Reproduce every entry exactly as shown.

Start DATASET RECORDS

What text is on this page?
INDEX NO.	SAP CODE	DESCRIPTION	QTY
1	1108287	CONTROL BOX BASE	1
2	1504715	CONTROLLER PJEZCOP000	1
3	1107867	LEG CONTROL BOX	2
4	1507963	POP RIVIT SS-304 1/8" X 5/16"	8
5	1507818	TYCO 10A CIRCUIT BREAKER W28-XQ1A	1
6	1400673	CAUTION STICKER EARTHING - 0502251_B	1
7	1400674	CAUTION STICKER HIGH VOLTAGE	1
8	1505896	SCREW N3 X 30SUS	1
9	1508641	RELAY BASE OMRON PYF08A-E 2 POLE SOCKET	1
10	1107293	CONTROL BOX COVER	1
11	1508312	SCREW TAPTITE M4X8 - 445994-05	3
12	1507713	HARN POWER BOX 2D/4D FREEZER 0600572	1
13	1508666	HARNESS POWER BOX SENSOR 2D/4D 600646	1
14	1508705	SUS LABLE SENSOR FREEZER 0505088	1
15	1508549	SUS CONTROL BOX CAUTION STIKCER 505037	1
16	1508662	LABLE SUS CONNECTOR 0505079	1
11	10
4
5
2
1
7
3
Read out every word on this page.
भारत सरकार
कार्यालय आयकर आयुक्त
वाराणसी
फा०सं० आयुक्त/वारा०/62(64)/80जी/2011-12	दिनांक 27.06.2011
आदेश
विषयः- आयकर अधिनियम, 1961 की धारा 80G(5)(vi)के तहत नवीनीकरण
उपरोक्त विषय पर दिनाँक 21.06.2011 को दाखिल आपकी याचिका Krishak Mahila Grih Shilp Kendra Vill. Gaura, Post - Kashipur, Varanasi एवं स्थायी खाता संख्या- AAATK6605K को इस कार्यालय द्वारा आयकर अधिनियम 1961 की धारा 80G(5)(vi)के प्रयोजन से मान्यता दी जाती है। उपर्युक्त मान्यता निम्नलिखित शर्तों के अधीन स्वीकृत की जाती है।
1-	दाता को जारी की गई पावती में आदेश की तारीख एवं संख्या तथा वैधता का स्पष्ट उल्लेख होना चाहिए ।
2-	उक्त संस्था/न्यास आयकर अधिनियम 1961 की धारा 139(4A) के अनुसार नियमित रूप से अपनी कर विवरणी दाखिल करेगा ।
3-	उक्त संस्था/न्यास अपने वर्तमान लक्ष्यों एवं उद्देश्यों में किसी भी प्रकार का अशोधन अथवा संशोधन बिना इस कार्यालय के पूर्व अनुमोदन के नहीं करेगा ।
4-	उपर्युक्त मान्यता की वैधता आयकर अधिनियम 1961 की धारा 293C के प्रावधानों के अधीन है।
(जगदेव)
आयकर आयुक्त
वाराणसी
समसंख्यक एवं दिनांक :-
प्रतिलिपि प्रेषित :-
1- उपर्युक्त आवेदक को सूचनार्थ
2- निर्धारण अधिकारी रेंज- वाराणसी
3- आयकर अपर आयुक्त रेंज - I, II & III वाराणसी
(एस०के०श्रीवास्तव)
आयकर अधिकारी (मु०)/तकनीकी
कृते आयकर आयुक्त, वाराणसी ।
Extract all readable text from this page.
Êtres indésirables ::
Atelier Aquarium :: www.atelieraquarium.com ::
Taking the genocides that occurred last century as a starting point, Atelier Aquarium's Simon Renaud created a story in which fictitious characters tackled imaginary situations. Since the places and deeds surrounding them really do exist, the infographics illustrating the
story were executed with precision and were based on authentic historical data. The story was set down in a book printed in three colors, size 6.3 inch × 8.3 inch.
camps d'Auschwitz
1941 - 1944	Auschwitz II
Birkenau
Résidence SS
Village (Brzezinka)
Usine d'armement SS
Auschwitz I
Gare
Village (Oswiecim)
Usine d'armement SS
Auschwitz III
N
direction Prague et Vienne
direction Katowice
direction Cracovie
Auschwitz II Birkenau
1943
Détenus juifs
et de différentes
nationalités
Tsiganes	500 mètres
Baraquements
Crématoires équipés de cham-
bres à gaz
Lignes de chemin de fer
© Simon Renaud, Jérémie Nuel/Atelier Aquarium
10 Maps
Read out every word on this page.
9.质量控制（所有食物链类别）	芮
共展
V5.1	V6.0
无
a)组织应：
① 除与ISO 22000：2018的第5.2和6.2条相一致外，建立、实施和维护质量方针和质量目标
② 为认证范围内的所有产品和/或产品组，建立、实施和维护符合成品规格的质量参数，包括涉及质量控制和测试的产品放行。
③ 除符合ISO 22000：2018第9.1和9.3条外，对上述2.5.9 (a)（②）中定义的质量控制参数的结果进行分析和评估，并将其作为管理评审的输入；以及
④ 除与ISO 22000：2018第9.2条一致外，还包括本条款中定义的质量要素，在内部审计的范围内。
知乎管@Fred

End DATASET RECORDS

▸ **WORKED SOLUTION**
What text is on this page?
INDEX NO.	SAP CODE	DESCRIPTION	QTY
1	1108287	CONTROL BOX BASE	1
2	1504715	CONTROLLER PJEZCOP000	1
3	1107867	LEG CONTROL BOX	2
4	1507963	POP RIVIT SS-304 1/8" X 5/16"	8
5	1507818	TYCO 10A CIRCUIT BREAKER W28-XQ1A	1
6	1400673	CAUTION STICKER EARTHING - 0502251_B	1
7	1400674	CAUTION STICKER HIGH VOLTAGE	1
8	1505896	SCREW N3 X 30SUS	1
9	1508641	RELAY BASE OMRON PYF08A-E 2 POLE SOCKET	1
10	1107293	CONTROL BOX COVER	1
11	1508312	SCREW TAPTITE M4X8 - 445994-05	3
12	1507713	HARN POWER BOX 2D/4D FREEZER 0600572	1
13	1508666	HARNESS POWER BOX SENSOR 2D/4D 600646	1
14	1508705	SUS LABLE SENSOR FREEZER 0505088	1
15	1508549	SUS CONTROL BOX CAUTION STIKCER 505037	1
16	1508662	LABLE SUS CONNECTOR 0505079	1
11	10
4
5
2
1
7
3
Read out every word on this page.
भारत सरकार
कार्यालय आयकर आयुक्त
वाराणसी
फा०सं० आयुक्त/वारा०/62(64)/80जी/2011-12	दिनांक 27.06.2011
आदेश
विषयः- आयकर अधिनियम, 1961 की धारा 80G(5)(vi)के तहत नवीनीकरण
उपरोक्त विषय पर दिनाँक 21.06.2011 को दाखिल आपकी याचिका Krishak Mahila Grih Shilp Kendra Vill. Gaura, Post - Kashipur, Varanasi एवं स्थायी खाता संख्या- AAATK6605K को इस कार्यालय द्वारा आयकर अधिनियम 1961 की धारा 80G(5)(vi)के प्रयोजन से मान्यता दी जाती है। उपर्युक्त मान्यता निम्नलिखित शर्तों के अधीन स्वीकृत की जाती है।
1-	दाता को जारी की गई पावती में आदेश की तारीख एवं संख्या तथा वैधता का स्पष्ट उल्लेख होना चाहिए ।
2-	उक्त संस्था/न्यास आयकर अधिनियम 1961 की धारा 139(4A) के अनुसार नियमित रूप से अपनी कर विवरणी दाखिल करेगा ।
3-	उक्त संस्था/न्यास अपने वर्तमान लक्ष्यों एवं उद्देश्यों में किसी भी प्रकार का अशोधन अथवा संशोधन बिना इस कार्यालय के पूर्व अनुमोदन के नहीं करेगा ।
4-	उपर्युक्त मान्यता की वैधता आयकर अधिनियम 1961 की धारा 293C के प्रावधानों के अधीन है।
(जगदेव)
आयकर आयुक्त
वाराणसी
समसंख्यक एवं दिनांक :-
प्रतिलिपि प्रेषित :-
1- उपर्युक्त आवेदक को सूचनार्थ
2- निर्धारण अधिकारी रेंज- वाराणसी
3- आयकर अपर आयुक्त रेंज - I, II & III वाराणसी
(एस०के०श्रीवास्तव)
आयकर अधिकारी (मु०)/तकनीकी
कृते आयकर आयुक्त, वाराणसी ।
Extract all readable text from this page.
Êtres indésirables ::
Atelier Aquarium :: www.atelieraquarium.com ::
Taking the genocides that occurred last century as a starting point, Atelier Aquarium's Simon Renaud created a story in which fictitious characters tackled imaginary situations. Since the places and deeds surrounding them really do exist, the infographics illustrating the
story were executed with precision and were based on authentic historical data. The story was set down in a book printed in three colors, size 6.3 inch × 8.3 inch.
camps d'Auschwitz
1941 - 1944	Auschwitz II
Birkenau
Résidence SS
Village (Brzezinka)
Usine d'armement SS
Auschwitz I
Gare
Village (Oswiecim)
Usine d'armement SS
Auschwitz III
N
direction Prague et Vienne
direction Katowice
direction Cracovie
Auschwitz II Birkenau
1943
Détenus juifs
et de différentes
nationalités
Tsiganes	500 mètres
Baraquements
Crématoires équipés de cham-
bres à gaz
Lignes de chemin de fer
© Simon Renaud, Jérémie Nuel/Atelier Aquarium
10 Maps
Read out every word on this page.
9.质量控制（所有食物链类别）	芮
共展
V5.1	V6.0
无
a)组织应：
① 除与ISO 22000：2018的第5.2和6.2条相一致外，建立、实施和维护质量方针和质量目标
② 为认证范围内的所有产品和/或产品组，建立、实施和维护符合成品规格的质量参数，包括涉及质量控制和测试的产品放行。
③ 除符合ISO 22000：2018第9.1和9.3条外，对上述2.5.9 (a)（②）中定义的质量控制参数的结果进行分析和评估，并将其作为管理评审的输入；以及
④ 除与ISO 22000：2018第9.2条一致外，还包括本条款中定义的质量要素，在内部审计的范围内。
知乎管@Fred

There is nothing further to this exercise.